* [SHORT TASK]: Below are entries; copy exactly, and only, the lines from the one containing "Extract all readable text from this page." through their final line, leaving out pictures.
══════════════════════════════
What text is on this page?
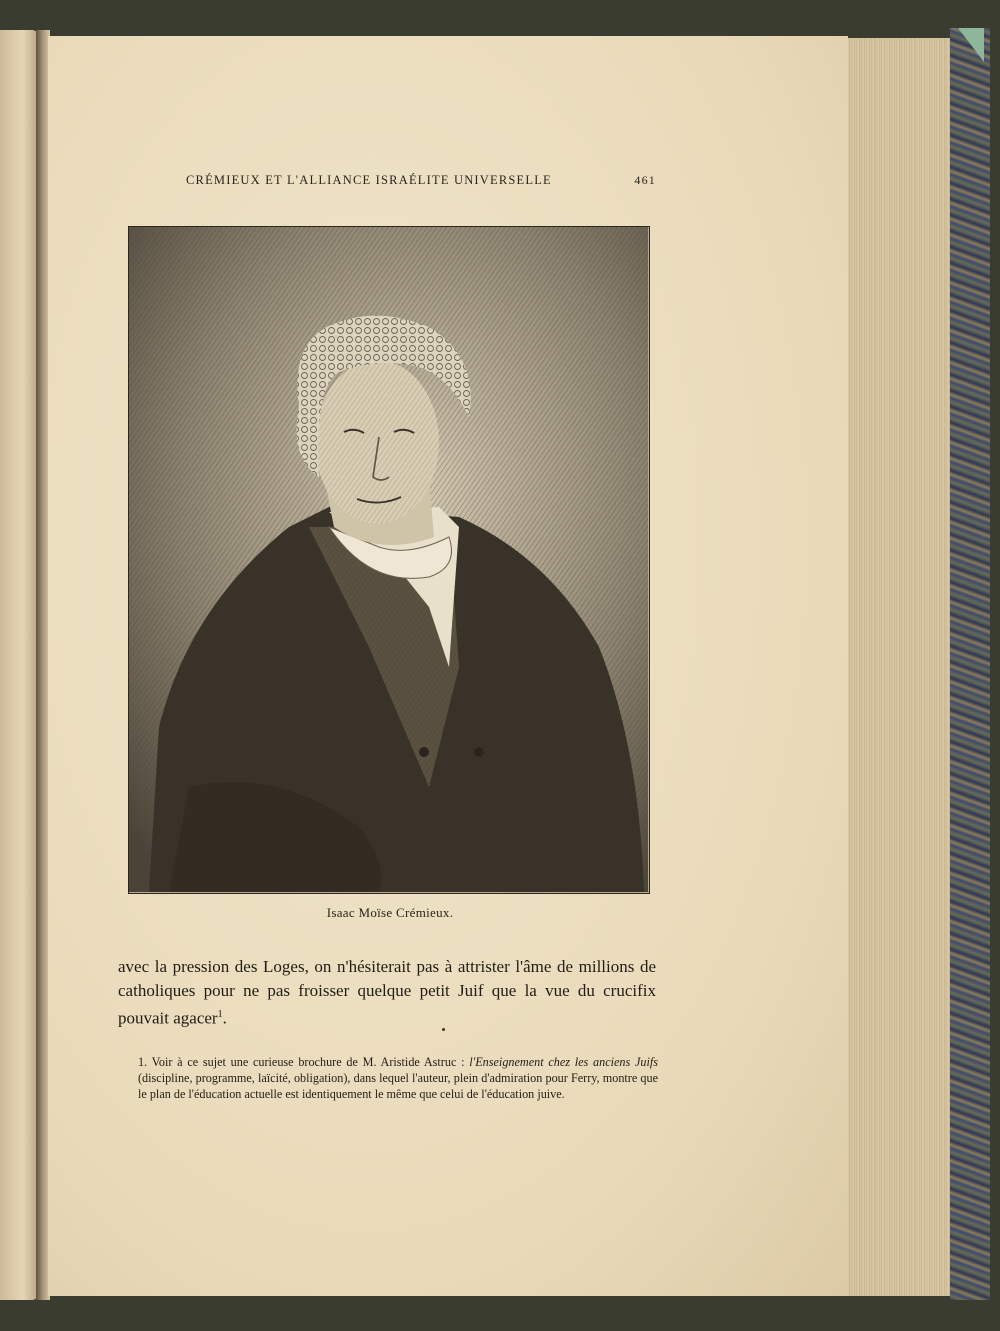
CRÉMIEUX ET L'ALLIANCE ISRAÉLITE UNIVERSELLE	461
Isaac Moïse Crémieux.

avec la pression des Loges, on n'hésiterait pas à attrister l'âme de millions de catholiques pour ne pas froisser quelque petit Juif que la vue du crucifix pouvait agacer$^1$.

1. Voir à ce sujet une curieuse brochure de M. Aristide Astruc : l'Enseignement chez les anciens Juifs (discipline, programme, laïcité, obligation), dans lequel l'auteur, plein d'admiration pour Ferry, montre que le plan de l'éducation actuelle est identiquement le même que celui de l'éducation juive.
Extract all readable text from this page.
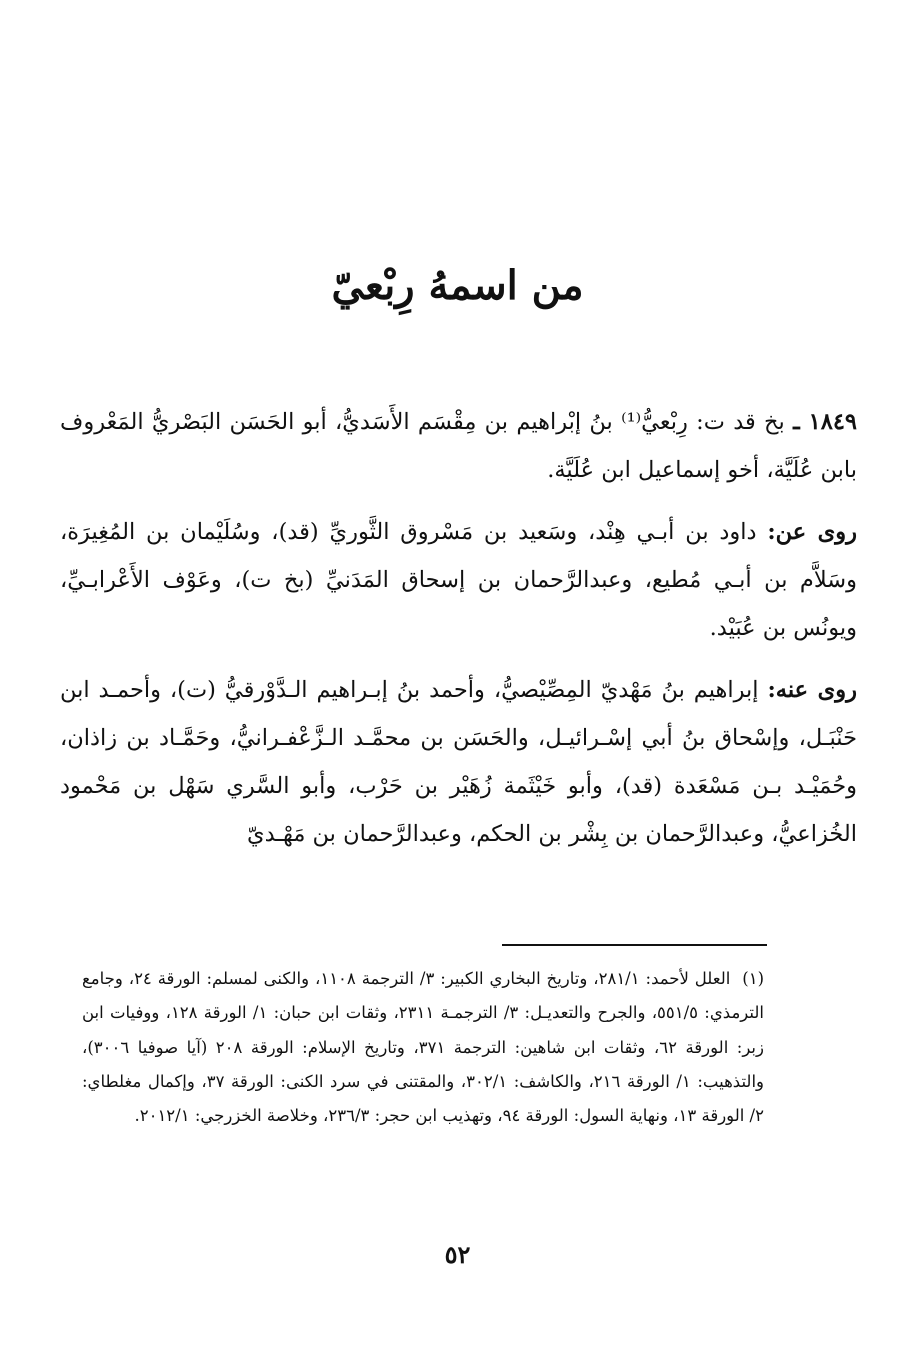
من اسمهُ رِبْعيّ

١٨٤٩ ـ بخ قد ت: رِبْعيُّ⁽¹⁾ بنُ إبْراهيم بن مِقْسَم الأَسَديُّ، أبو الحَسَن البَصْريُّ المَعْروف بابن عُلَيَّة، أخو إسماعيل ابن عُلَيَّة.

روى عن: داود بن أبـي هِنْد، وسَعيد بن مَسْروق الثَّوريِّ (قد)، وسُلَيْمان بن المُغِيرَة، وسَلاَّم بن أبـي مُطيع، وعبدالرَّحمان بن إسحاق المَدَنيِّ (بخ ت)، وعَوْف الأَعْرابـيِّ، ويونُس بن عُبَيْد.

روى عنه: إبراهيم بنُ مَهْديّ المِصِّيْصيُّ، وأحمد بنُ إبـراهيم الـدَّوْرقيُّ (ت)، وأحمـد ابن حَنْبَـل، وإسْحاق بنُ أبي إسْـرائيـل، والحَسَن بن محمَّـد الـزَّعْفـرانيُّ، وحَمَّـاد بن زاذان، وحُمَيْـد بـن مَسْعَدة (قد)، وأبو خَيْثَمة زُهَيْر بن حَرْب، وأبو السَّري سَهْل بن مَحْمود الخُزاعيُّ، وعبدالرَّحمان بن بِشْر بن الحكم، وعبدالرَّحمان بن مَهْـديّ

(١) العلل لأحمد: ٢٨١/١، وتاريخ البخاري الكبير: ٣/ الترجمة ١١٠٨، والكنى لمسلم: الورقة ٢٤، وجامع الترمذي: ٥٥١/٥، والجرح والتعديـل: ٣/ الترجمـة ٢٣١١، وثقات ابن حبان: ١/ الورقة ١٢٨، ووفيات ابن زبر: الورقة ٦٢، وثقات ابن شاهين: الترجمة ٣٧١، وتاريخ الإسلام: الورقة ٢٠٨ (آيا صوفيا ٣٠٠٦)، والتذهيب: ١/ الورقة ٢١٦، والكاشف: ٣٠٢/١، والمقتنى في سرد الكنى: الورقة ٣٧، وإكمال مغلطاي: ٢/ الورقة ١٣، ونهاية السول: الورقة ٩٤، وتهذيب ابن حجر: ٢٣٦/٣، وخلاصة الخزرجي: ٢٠١٢/١.
٥٢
══════════════════════════════
* [TASK ANSWER]:
Extract all readable text from this page.
من اسمهُ رِبْعيّ

١٨٤٩ ـ بخ قد ت: رِبْعيُّ⁽¹⁾ بنُ إبْراهيم بن مِقْسَم الأَسَديُّ، أبو الحَسَن البَصْريُّ المَعْروف بابن عُلَيَّة، أخو إسماعيل ابن عُلَيَّة.

روى عن: داود بن أبـي هِنْد، وسَعيد بن مَسْروق الثَّوريِّ (قد)، وسُلَيْمان بن المُغِيرَة، وسَلاَّم بن أبـي مُطيع، وعبدالرَّحمان بن إسحاق المَدَنيِّ (بخ ت)، وعَوْف الأَعْرابـيِّ، ويونُس بن عُبَيْد.

روى عنه: إبراهيم بنُ مَهْديّ المِصِّيْصيُّ، وأحمد بنُ إبـراهيم الـدَّوْرقيُّ (ت)، وأحمـد ابن حَنْبَـل، وإسْحاق بنُ أبي إسْـرائيـل، والحَسَن بن محمَّـد الـزَّعْفـرانيُّ، وحَمَّـاد بن زاذان، وحُمَيْـد بـن مَسْعَدة (قد)، وأبو خَيْثَمة زُهَيْر بن حَرْب، وأبو السَّري سَهْل بن مَحْمود الخُزاعيُّ، وعبدالرَّحمان بن بِشْر بن الحكم، وعبدالرَّحمان بن مَهْـديّ

(١) العلل لأحمد: ٢٨١/١، وتاريخ البخاري الكبير: ٣/ الترجمة ١١٠٨، والكنى لمسلم: الورقة ٢٤، وجامع الترمذي: ٥٥١/٥، والجرح والتعديـل: ٣/ الترجمـة ٢٣١١، وثقات ابن حبان: ١/ الورقة ١٢٨، ووفيات ابن زبر: الورقة ٦٢، وثقات ابن شاهين: الترجمة ٣٧١، وتاريخ الإسلام: الورقة ٢٠٨ (آيا صوفيا ٣٠٠٦)، والتذهيب: ١/ الورقة ٢١٦، والكاشف: ٣٠٢/١، والمقتنى في سرد الكنى: الورقة ٣٧، وإكمال مغلطاي: ٢/ الورقة ١٣، ونهاية السول: الورقة ٩٤، وتهذيب ابن حجر: ٢٣٦/٣، وخلاصة الخزرجي: ٢٠١٢/١.
٥٢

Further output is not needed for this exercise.